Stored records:
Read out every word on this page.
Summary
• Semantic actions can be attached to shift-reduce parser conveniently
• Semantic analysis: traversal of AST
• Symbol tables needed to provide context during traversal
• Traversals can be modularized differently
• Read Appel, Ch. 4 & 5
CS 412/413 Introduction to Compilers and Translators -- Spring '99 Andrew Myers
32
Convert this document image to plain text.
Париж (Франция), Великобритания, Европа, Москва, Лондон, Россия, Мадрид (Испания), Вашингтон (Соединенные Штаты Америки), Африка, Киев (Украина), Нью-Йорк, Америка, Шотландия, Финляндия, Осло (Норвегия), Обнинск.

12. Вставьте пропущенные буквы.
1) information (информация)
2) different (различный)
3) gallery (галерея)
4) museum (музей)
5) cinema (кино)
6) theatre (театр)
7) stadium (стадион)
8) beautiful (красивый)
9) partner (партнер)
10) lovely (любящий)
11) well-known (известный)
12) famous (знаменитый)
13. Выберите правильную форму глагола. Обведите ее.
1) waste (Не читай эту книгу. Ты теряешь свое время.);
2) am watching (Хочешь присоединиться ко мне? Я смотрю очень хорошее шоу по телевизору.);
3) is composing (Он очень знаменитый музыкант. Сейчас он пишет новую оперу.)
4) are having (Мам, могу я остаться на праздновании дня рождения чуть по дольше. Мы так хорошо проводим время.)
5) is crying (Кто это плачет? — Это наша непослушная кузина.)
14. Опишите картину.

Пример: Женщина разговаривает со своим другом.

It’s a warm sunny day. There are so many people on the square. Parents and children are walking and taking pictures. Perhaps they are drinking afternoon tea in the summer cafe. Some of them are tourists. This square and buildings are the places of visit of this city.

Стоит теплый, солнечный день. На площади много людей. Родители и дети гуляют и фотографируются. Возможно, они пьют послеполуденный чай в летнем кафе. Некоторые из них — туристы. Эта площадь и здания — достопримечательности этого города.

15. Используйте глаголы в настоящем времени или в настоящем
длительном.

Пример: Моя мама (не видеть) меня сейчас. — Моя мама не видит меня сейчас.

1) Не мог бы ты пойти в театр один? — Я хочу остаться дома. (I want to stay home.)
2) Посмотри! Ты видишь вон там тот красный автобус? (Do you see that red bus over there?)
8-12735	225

◆ Your objective ◆
Set down each entry again, unchanged.

◆ Output ◆
Read out every word on this page.
Summary
• Semantic actions can be attached to shift-reduce parser conveniently
• Semantic analysis: traversal of AST
• Symbol tables needed to provide context during traversal
• Traversals can be modularized differently
• Read Appel, Ch. 4 & 5
CS 412/413 Introduction to Compilers and Translators -- Spring '99 Andrew Myers
32
Convert this document image to plain text.
Париж (Франция), Великобритания, Европа, Москва, Лондон, Россия, Мадрид (Испания), Вашингтон (Соединенные Штаты Америки), Африка, Киев (Украина), Нью-Йорк, Америка, Шотландия, Финляндия, Осло (Норвегия), Обнинск.

12. Вставьте пропущенные буквы.
1) information (информация)
2) different (различный)
3) gallery (галерея)
4) museum (музей)
5) cinema (кино)
6) theatre (театр)
7) stadium (стадион)
8) beautiful (красивый)
9) partner (партнер)
10) lovely (любящий)
11) well-known (известный)
12) famous (знаменитый)
13. Выберите правильную форму глагола. Обведите ее.
1) waste (Не читай эту книгу. Ты теряешь свое время.);
2) am watching (Хочешь присоединиться ко мне? Я смотрю очень хорошее шоу по телевизору.);
3) is composing (Он очень знаменитый музыкант. Сейчас он пишет новую оперу.)
4) are having (Мам, могу я остаться на праздновании дня рождения чуть по дольше. Мы так хорошо проводим время.)
5) is crying (Кто это плачет? — Это наша непослушная кузина.)
14. Опишите картину.

Пример: Женщина разговаривает со своим другом.

It’s a warm sunny day. There are so many people on the square. Parents and children are walking and taking pictures. Perhaps they are drinking afternoon tea in the summer cafe. Some of them are tourists. This square and buildings are the places of visit of this city.

Стоит теплый, солнечный день. На площади много людей. Родители и дети гуляют и фотографируются. Возможно, они пьют послеполуденный чай в летнем кафе. Некоторые из них — туристы. Эта площадь и здания — достопримечательности этого города.

15. Используйте глаголы в настоящем времени или в настоящем
длительном.

Пример: Моя мама (не видеть) меня сейчас. — Моя мама не видит меня сейчас.

1) Не мог бы ты пойти в театр один? — Я хочу остаться дома. (I want to stay home.)
2) Посмотри! Ты видишь вон там тот красный автобус? (Do you see that red bus over there?)
8-12735	225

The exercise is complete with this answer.